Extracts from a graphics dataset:
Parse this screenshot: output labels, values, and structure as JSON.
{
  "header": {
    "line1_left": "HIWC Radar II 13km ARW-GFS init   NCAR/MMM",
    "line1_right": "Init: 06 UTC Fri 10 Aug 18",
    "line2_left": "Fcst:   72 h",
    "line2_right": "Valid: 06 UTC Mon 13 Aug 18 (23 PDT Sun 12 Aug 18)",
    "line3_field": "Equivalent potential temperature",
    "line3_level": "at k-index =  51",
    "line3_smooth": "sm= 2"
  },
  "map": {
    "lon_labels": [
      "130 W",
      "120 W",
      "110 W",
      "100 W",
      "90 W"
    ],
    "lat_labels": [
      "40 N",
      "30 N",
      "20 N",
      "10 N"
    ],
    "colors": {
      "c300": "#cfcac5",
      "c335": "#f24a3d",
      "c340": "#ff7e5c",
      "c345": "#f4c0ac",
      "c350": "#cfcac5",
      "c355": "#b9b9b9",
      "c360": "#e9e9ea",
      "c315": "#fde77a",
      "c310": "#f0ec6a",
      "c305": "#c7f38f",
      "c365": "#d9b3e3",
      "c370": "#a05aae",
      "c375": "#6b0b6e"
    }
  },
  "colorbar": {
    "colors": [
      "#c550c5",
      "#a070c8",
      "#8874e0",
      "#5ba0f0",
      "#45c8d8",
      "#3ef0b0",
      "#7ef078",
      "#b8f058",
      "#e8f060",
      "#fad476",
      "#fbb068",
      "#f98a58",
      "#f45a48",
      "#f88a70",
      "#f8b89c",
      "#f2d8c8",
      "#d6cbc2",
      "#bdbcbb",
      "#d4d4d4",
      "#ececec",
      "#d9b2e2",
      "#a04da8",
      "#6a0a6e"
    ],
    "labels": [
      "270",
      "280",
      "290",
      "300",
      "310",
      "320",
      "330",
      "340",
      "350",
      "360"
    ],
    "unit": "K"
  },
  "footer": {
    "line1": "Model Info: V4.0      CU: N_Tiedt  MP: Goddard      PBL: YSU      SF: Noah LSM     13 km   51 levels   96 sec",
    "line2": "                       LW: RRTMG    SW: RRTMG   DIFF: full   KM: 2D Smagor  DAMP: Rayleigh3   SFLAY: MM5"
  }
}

## INSTRUCTION
Every entry in the listing must be retyped exactly.

## WRITTEN ANSWER
Parse this screenshot: output labels, values, and structure as JSON.
{
  "header": {
    "line1_left": "HIWC Radar II 13km ARW-GFS init   NCAR/MMM",
    "line1_right": "Init: 06 UTC Fri 10 Aug 18",
    "line2_left": "Fcst:   72 h",
    "line2_right": "Valid: 06 UTC Mon 13 Aug 18 (23 PDT Sun 12 Aug 18)",
    "line3_field": "Equivalent potential temperature",
    "line3_level": "at k-index =  51",
    "line3_smooth": "sm= 2"
  },
  "map": {
    "lon_labels": [
      "130 W",
      "120 W",
      "110 W",
      "100 W",
      "90 W"
    ],
    "lat_labels": [
      "40 N",
      "30 N",
      "20 N",
      "10 N"
    ],
    "colors": {
      "c300": "#cfcac5",
      "c335": "#f24a3d",
      "c340": "#ff7e5c",
      "c345": "#f4c0ac",
      "c350": "#cfcac5",
      "c355": "#b9b9b9",
      "c360": "#e9e9ea",
      "c315": "#fde77a",
      "c310": "#f0ec6a",
      "c305": "#c7f38f",
      "c365": "#d9b3e3",
      "c370": "#a05aae",
      "c375": "#6b0b6e"
    }
  },
  "colorbar": {
    "colors": [
      "#c550c5",
      "#a070c8",
      "#8874e0",
      "#5ba0f0",
      "#45c8d8",
      "#3ef0b0",
      "#7ef078",
      "#b8f058",
      "#e8f060",
      "#fad476",
      "#fbb068",
      "#f98a58",
      "#f45a48",
      "#f88a70",
      "#f8b89c",
      "#f2d8c8",
      "#d6cbc2",
      "#bdbcbb",
      "#d4d4d4",
      "#ececec",
      "#d9b2e2",
      "#a04da8",
      "#6a0a6e"
    ],
    "labels": [
      "270",
      "280",
      "290",
      "300",
      "310",
      "320",
      "330",
      "340",
      "350",
      "360"
    ],
    "unit": "K"
  },
  "footer": {
    "line1": "Model Info: V4.0      CU: N_Tiedt  MP: Goddard      PBL: YSU      SF: Noah LSM     13 km   51 levels   96 sec",
    "line2": "                       LW: RRTMG    SW: RRTMG   DIFF: full   KM: 2D Smagor  DAMP: Rayleigh3   SFLAY: MM5"
  }
}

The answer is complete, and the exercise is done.